* [DATA FOR THIS EXERCISE]:
____

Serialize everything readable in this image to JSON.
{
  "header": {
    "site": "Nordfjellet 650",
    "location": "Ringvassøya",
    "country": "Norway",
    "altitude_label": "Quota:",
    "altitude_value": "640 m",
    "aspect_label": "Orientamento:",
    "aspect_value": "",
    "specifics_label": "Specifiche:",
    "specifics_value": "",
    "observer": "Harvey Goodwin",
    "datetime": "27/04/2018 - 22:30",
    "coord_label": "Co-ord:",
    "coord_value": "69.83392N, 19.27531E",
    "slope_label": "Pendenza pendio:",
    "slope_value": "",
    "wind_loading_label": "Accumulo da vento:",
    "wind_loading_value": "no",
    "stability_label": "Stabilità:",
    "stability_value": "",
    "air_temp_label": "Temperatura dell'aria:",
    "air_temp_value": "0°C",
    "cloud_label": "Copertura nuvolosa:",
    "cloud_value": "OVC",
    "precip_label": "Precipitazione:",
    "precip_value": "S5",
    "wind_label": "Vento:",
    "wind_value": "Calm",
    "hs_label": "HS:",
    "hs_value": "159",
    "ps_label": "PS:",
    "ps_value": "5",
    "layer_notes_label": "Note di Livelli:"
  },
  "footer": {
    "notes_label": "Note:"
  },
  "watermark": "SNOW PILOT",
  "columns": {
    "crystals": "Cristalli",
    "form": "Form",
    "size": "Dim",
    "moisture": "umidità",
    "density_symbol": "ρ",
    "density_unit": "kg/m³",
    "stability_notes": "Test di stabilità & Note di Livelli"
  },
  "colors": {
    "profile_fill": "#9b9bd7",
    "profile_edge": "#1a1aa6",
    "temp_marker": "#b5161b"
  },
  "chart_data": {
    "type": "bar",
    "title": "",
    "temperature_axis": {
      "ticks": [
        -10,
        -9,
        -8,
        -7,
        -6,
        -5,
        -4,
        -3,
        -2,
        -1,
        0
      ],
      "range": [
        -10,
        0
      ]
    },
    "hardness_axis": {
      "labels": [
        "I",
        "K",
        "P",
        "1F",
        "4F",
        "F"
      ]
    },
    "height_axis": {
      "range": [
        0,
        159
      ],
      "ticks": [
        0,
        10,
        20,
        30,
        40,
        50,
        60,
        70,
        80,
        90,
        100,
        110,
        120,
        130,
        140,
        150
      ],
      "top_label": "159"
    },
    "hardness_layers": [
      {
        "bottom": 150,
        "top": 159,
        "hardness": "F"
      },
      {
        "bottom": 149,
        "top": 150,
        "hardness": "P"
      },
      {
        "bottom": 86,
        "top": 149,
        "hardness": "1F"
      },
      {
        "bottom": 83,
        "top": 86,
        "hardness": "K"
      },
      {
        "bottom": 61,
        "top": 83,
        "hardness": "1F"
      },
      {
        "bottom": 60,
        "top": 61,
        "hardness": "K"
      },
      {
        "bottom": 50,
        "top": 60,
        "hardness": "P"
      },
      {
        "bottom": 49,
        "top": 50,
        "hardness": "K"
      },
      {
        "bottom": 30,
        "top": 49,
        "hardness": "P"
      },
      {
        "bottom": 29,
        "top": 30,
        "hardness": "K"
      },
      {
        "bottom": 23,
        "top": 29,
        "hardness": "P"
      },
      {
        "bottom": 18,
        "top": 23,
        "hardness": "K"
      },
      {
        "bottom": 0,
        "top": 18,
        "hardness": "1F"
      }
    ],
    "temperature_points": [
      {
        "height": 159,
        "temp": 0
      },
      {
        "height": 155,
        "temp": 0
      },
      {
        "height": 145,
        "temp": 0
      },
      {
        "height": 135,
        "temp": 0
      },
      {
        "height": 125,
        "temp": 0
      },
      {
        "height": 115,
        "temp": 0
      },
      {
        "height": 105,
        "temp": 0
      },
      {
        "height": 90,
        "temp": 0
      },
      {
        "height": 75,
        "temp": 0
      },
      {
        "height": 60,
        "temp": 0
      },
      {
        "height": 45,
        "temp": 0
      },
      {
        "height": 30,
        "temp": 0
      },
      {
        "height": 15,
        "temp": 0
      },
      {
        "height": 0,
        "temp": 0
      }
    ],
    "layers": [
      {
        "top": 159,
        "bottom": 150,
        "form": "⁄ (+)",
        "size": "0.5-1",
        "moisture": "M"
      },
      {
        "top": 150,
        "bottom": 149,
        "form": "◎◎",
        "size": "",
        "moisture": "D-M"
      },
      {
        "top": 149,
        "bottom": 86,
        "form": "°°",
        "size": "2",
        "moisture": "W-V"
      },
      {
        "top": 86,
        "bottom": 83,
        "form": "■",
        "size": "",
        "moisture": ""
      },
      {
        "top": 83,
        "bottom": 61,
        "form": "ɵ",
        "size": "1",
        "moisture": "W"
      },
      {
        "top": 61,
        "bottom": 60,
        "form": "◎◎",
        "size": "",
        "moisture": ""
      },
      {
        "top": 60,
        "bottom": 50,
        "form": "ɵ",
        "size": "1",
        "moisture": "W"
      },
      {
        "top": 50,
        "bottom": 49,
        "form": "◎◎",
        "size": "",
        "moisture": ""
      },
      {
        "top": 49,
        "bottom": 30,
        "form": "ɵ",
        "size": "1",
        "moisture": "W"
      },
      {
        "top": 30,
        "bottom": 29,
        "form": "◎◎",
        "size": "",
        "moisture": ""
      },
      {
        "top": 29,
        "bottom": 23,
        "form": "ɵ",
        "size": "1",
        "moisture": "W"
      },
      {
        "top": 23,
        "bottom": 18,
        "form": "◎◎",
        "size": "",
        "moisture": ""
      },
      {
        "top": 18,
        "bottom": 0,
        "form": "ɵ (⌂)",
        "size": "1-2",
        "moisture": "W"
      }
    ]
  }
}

____

* [STATED EXERCISE]:
Scan the material above for the string "Note" and report each line where you find it.

* [TASK OUTPUT]:
    "layer_notes_label": "Note di Livelli:"
    "notes_label": "Note:"
    "stability_notes": "Test di stabilità & Note di Livelli"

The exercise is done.